* _Listed records_:
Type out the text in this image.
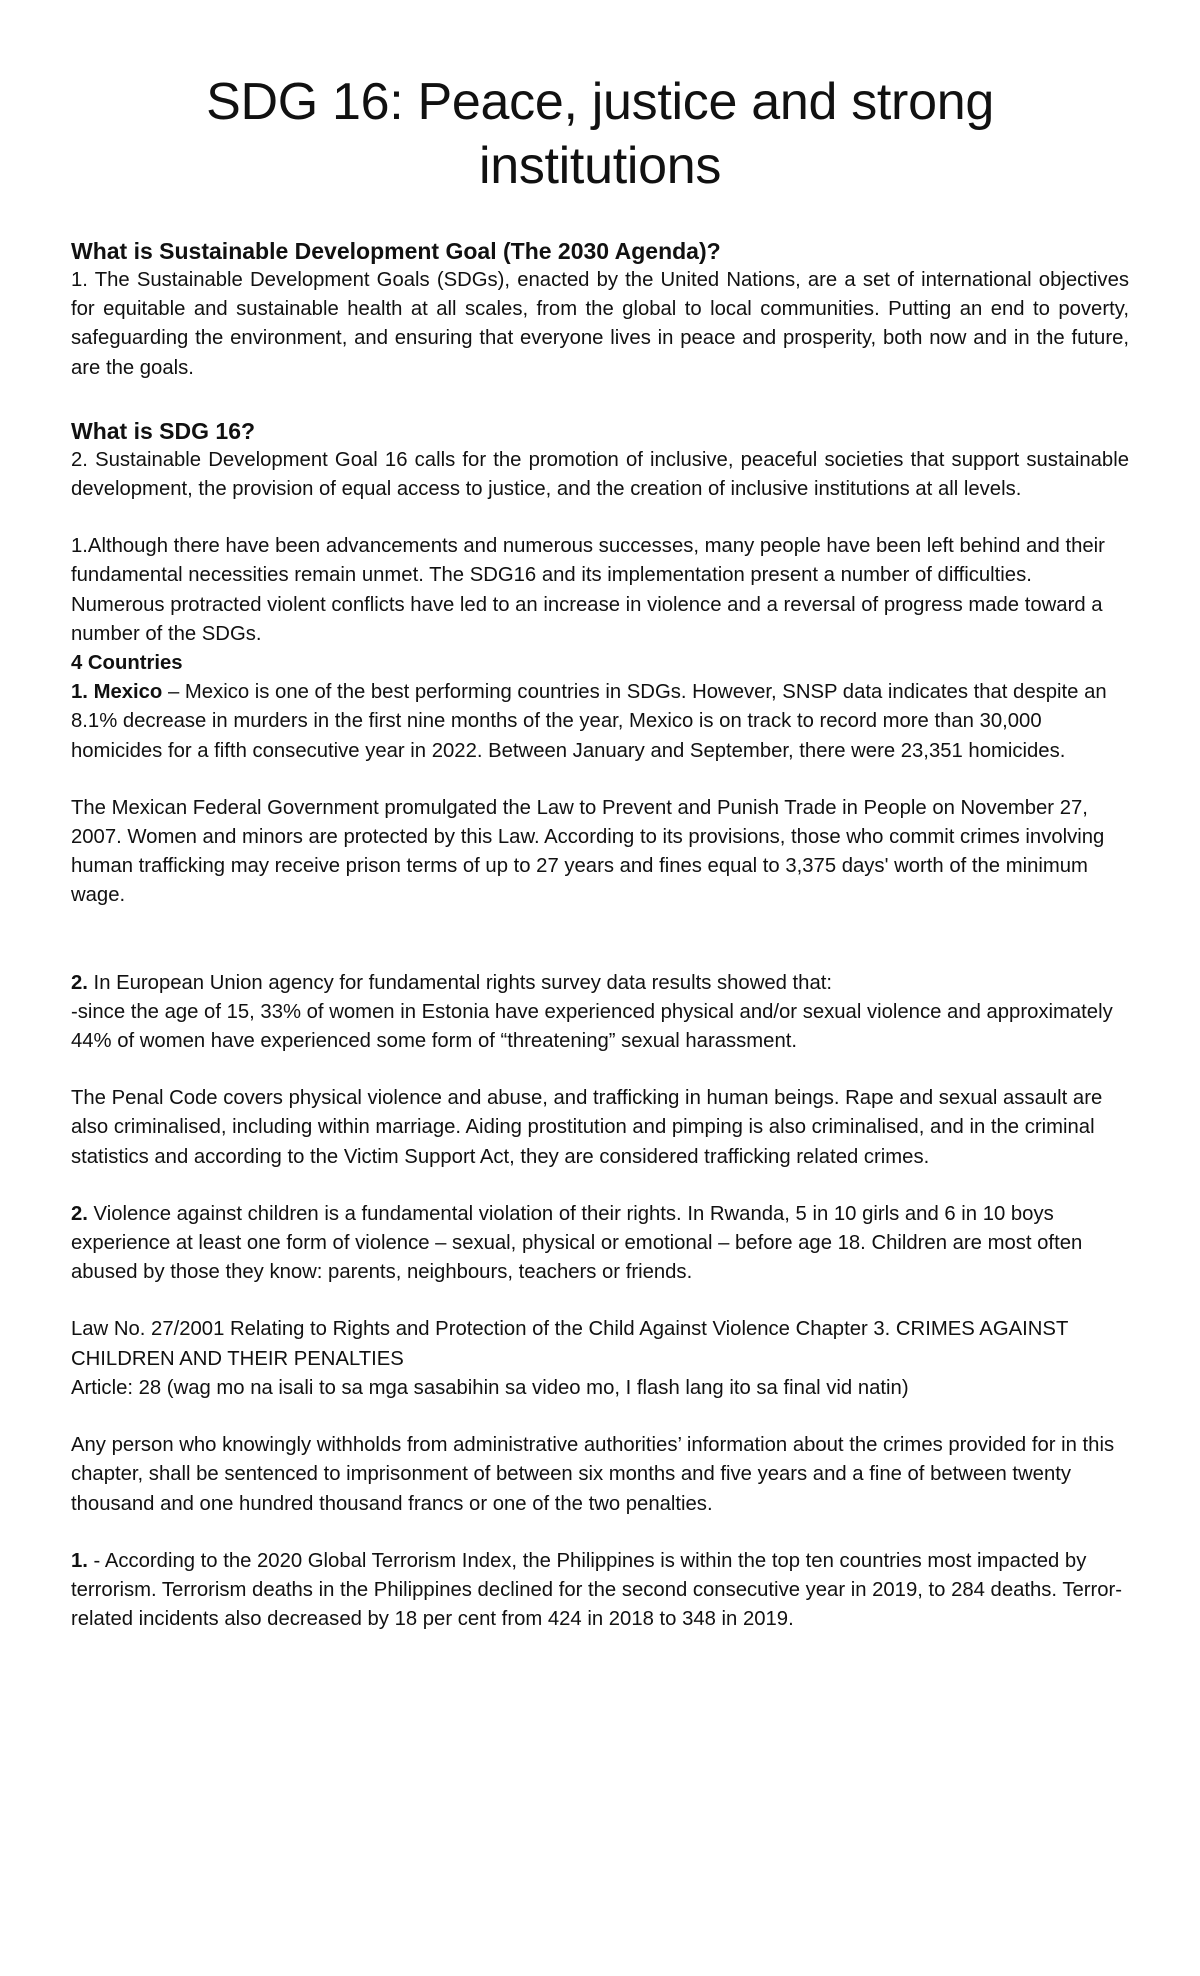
SDG 16: Peace, justice and strong institutions
What is Sustainable Development Goal (The 2030 Agenda)?

1. The Sustainable Development Goals (SDGs), enacted by the United Nations, are a set of international objectives for equitable and sustainable health at all scales, from the global to local communities. Putting an end to poverty, safeguarding the environment, and ensuring that everyone lives in peace and prosperity, both now and in the future, are the goals.

What is SDG 16?

2. Sustainable Development Goal 16 calls for the promotion of inclusive, peaceful societies that support sustainable development, the provision of equal access to justice, and the creation of inclusive institutions at all levels.

1.Although there have been advancements and numerous successes, many people have been left behind and their fundamental necessities remain unmet. The SDG16 and its implementation present a number of difficulties. Numerous protracted violent conflicts have led to an increase in violence and a reversal of progress made toward a number of the SDGs.

4 Countries

1. Mexico – Mexico is one of the best performing countries in SDGs. However, SNSP data indicates that despite an 8.1% decrease in murders in the first nine months of the year, Mexico is on track to record more than 30,000 homicides for a fifth consecutive year in 2022. Between January and September, there were 23,351 homicides.

The Mexican Federal Government promulgated the Law to Prevent and Punish Trade in People on November 27, 2007. Women and minors are protected by this Law. According to its provisions, those who commit crimes involving human trafficking may receive prison terms of up to 27 years and fines equal to 3,375 days' worth of the minimum wage.

2. In European Union agency for fundamental rights survey data results showed that:

-since the age of 15, 33% of women in Estonia have experienced physical and/or sexual violence and approximately 44% of women have experienced some form of “threatening” sexual harassment.

The Penal Code covers physical violence and abuse, and trafficking in human beings. Rape and sexual assault are also criminalised, including within marriage. Aiding prostitution and pimping is also criminalised, and in the criminal statistics and according to the Victim Support Act, they are considered trafficking related crimes.

2. Violence against children is a fundamental violation of their rights. In Rwanda, 5 in 10 girls and 6 in 10 boys experience at least one form of violence – sexual, physical or emotional – before age 18. Children are most often abused by those they know: parents, neighbours, teachers or friends.

Law No. 27/2001 Relating to Rights and Protection of the Child Against Violence Chapter 3. CRIMES AGAINST CHILDREN AND THEIR PENALTIES

Article: 28 (wag mo na isali to sa mga sasabihin sa video mo, I flash lang ito sa final vid natin)

Any person who knowingly withholds from administrative authorities’ information about the crimes provided for in this chapter, shall be sentenced to imprisonment of between six months and five years and a fine of between twenty thousand and one hundred thousand francs or one of the two penalties.

1. - According to the 2020 Global Terrorism Index, the Philippines is within the top ten countries most impacted by terrorism. Terrorism deaths in the Philippines declined for the second consecutive year in 2019, to 284 deaths. Terror-related incidents also decreased by 18 per cent from 424 in 2018 to 348 in 2019.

* _Given request_: Say how many lines in the entries contain the string "justice", and say nothing else.

* _Worked solution_: 2